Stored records
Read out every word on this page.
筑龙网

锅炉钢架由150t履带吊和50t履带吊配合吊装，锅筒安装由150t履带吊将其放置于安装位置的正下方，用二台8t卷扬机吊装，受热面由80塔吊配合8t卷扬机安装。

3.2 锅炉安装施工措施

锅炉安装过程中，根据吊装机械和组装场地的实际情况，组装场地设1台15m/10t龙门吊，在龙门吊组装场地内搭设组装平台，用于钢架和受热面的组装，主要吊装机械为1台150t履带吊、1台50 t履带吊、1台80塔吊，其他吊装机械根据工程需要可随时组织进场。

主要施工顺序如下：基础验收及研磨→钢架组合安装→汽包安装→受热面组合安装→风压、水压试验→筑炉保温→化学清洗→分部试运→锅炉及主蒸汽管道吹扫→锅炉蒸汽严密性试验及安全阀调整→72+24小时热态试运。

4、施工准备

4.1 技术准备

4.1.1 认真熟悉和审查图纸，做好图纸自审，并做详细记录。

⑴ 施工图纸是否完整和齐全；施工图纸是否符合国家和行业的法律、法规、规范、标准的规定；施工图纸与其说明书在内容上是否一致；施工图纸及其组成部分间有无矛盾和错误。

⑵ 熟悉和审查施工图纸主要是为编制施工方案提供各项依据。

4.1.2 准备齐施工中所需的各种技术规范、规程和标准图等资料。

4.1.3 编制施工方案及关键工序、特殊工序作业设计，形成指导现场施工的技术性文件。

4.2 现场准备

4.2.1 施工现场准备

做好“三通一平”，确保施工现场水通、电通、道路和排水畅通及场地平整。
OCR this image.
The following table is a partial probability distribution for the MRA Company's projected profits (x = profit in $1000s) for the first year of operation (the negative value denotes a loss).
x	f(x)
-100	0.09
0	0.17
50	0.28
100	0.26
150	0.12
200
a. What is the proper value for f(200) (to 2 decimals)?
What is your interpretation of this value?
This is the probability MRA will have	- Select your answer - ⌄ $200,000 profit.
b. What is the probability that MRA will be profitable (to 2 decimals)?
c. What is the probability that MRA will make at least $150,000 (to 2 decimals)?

== Directions ==
In the listing above, how many lines hold the word "that"? Give the number and nothing more.

== The answer ==
2